-- BEGIN --
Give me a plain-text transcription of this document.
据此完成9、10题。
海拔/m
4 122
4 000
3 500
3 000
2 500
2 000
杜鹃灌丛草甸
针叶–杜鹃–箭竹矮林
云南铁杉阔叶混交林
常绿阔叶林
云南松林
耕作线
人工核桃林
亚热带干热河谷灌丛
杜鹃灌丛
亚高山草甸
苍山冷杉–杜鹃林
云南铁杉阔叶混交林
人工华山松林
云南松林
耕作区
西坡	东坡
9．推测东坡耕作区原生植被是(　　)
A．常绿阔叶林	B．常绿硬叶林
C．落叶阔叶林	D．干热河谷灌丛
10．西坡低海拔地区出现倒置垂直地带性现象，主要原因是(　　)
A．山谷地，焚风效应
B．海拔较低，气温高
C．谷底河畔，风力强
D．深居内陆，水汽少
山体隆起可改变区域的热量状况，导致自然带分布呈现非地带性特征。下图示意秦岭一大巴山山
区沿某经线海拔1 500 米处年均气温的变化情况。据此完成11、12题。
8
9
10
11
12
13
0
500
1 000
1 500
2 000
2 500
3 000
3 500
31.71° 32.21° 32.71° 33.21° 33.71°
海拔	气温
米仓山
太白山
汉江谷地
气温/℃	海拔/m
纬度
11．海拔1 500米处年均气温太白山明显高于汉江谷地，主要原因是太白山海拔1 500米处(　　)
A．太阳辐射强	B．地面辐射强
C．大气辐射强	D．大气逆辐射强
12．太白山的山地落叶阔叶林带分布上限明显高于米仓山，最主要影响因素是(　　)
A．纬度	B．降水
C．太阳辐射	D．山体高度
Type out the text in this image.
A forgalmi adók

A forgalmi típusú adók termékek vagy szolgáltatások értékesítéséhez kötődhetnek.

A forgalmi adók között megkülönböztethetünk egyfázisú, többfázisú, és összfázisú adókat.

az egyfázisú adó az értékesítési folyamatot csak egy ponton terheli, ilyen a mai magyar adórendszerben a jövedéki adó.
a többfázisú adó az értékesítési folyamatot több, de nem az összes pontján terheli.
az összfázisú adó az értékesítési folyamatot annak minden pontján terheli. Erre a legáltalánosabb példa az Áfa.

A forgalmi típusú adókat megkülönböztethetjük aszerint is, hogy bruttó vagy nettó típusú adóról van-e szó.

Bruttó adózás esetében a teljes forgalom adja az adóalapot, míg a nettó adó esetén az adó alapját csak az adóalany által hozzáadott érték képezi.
-- END --
• **Requirement**
Extract each line from the entries above that contains the string "többfázisú".

• **Task response**
A forgalmi adók között megkülönböztethetünk egyfázisú, többfázisú, és összfázisú adókat.
a többfázisú adó az értékesítési folyamatot több, de nem az összes pontján terheli.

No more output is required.